* begin Data supplied *

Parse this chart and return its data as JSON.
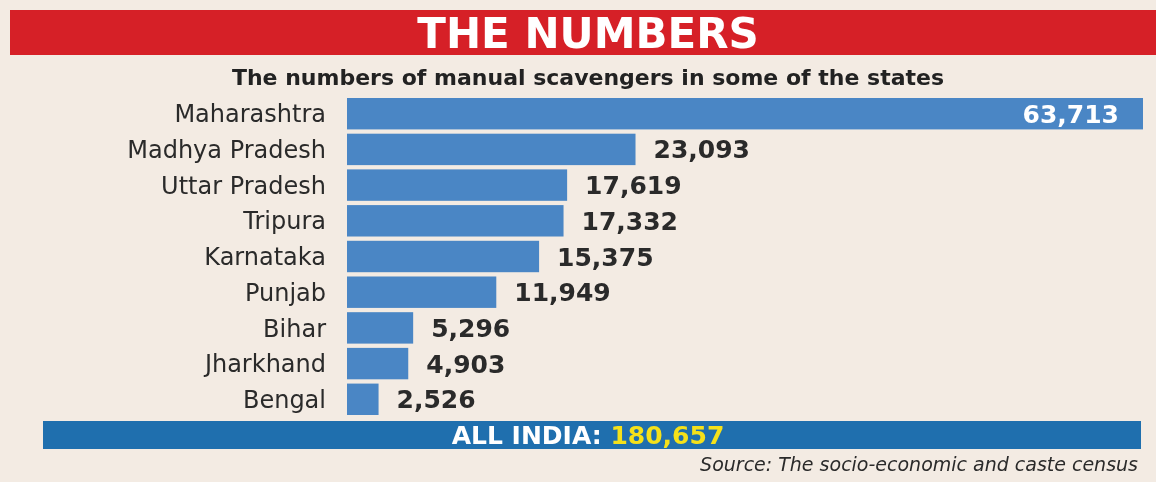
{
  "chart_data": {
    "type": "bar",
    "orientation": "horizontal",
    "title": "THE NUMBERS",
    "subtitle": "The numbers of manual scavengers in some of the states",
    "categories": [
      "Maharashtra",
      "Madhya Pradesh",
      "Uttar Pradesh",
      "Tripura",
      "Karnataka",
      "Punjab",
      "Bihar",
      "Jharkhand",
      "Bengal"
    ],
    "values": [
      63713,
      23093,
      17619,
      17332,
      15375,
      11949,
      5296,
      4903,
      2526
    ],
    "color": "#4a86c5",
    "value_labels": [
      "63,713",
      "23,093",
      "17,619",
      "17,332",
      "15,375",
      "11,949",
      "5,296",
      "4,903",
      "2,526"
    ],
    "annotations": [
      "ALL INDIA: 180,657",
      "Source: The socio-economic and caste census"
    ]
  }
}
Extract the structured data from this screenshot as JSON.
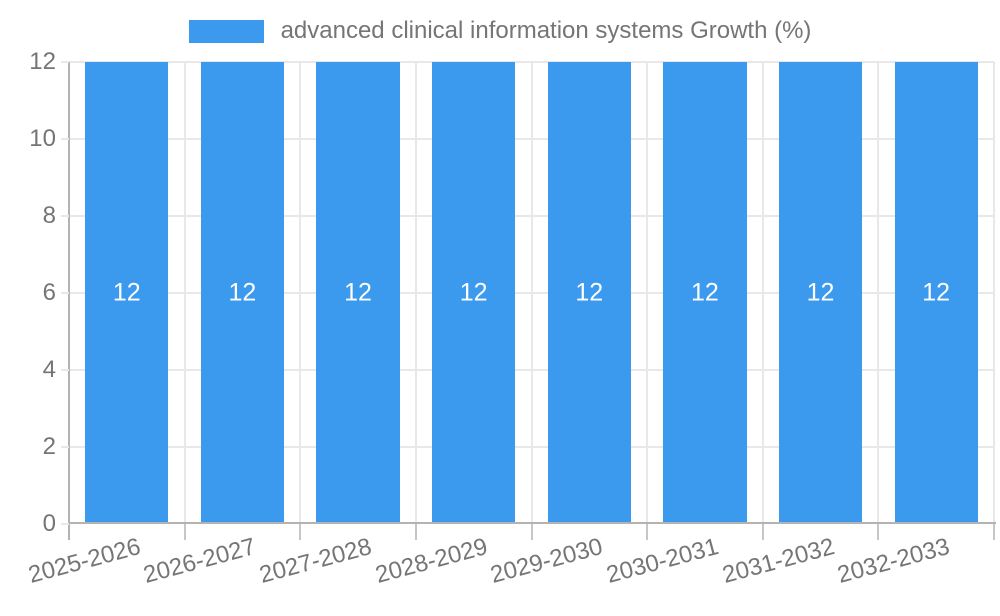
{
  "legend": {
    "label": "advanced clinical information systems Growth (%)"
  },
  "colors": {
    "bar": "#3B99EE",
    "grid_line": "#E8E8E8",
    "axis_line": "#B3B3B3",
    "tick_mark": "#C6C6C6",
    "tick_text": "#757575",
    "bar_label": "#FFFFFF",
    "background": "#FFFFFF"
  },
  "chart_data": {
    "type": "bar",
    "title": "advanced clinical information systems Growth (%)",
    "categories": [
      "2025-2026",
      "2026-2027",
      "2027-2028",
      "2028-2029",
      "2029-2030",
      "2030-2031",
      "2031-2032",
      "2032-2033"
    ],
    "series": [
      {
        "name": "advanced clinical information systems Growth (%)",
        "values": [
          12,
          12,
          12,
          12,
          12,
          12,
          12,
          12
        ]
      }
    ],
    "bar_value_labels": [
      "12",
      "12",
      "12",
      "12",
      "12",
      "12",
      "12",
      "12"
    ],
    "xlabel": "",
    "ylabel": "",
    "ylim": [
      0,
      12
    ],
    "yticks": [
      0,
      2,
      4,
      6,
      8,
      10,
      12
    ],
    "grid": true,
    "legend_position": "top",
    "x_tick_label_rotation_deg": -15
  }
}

* end Data supplied *

▶ [Problem] Restate the data above word for word. Do not include the images.

▶ [Solution to the problem]
Parse this chart and return its data as JSON.
{
  "chart_data": {
    "type": "bar",
    "orientation": "horizontal",
    "title": "THE NUMBERS",
    "subtitle": "The numbers of manual scavengers in some of the states",
    "categories": [
      "Maharashtra",
      "Madhya Pradesh",
      "Uttar Pradesh",
      "Tripura",
      "Karnataka",
      "Punjab",
      "Bihar",
      "Jharkhand",
      "Bengal"
    ],
    "values": [
      63713,
      23093,
      17619,
      17332,
      15375,
      11949,
      5296,
      4903,
      2526
    ],
    "color": "#4a86c5",
    "value_labels": [
      "63,713",
      "23,093",
      "17,619",
      "17,332",
      "15,375",
      "11,949",
      "5,296",
      "4,903",
      "2,526"
    ],
    "annotations": [
      "ALL INDIA: 180,657",
      "Source: The socio-economic and caste census"
    ]
  }
}
Extract the structured data from this screenshot as JSON.
{
  "legend": {
    "label": "advanced clinical information systems Growth (%)"
  },
  "colors": {
    "bar": "#3B99EE",
    "grid_line": "#E8E8E8",
    "axis_line": "#B3B3B3",
    "tick_mark": "#C6C6C6",
    "tick_text": "#757575",
    "bar_label": "#FFFFFF",
    "background": "#FFFFFF"
  },
  "chart_data": {
    "type": "bar",
    "title": "advanced clinical information systems Growth (%)",
    "categories": [
      "2025-2026",
      "2026-2027",
      "2027-2028",
      "2028-2029",
      "2029-2030",
      "2030-2031",
      "2031-2032",
      "2032-2033"
    ],
    "series": [
      {
        "name": "advanced clinical information systems Growth (%)",
        "values": [
          12,
          12,
          12,
          12,
          12,
          12,
          12,
          12
        ]
      }
    ],
    "bar_value_labels": [
      "12",
      "12",
      "12",
      "12",
      "12",
      "12",
      "12",
      "12"
    ],
    "xlabel": "",
    "ylabel": "",
    "ylim": [
      0,
      12
    ],
    "yticks": [
      0,
      2,
      4,
      6,
      8,
      10,
      12
    ],
    "grid": true,
    "legend_position": "top",
    "x_tick_label_rotation_deg": -15
  }
}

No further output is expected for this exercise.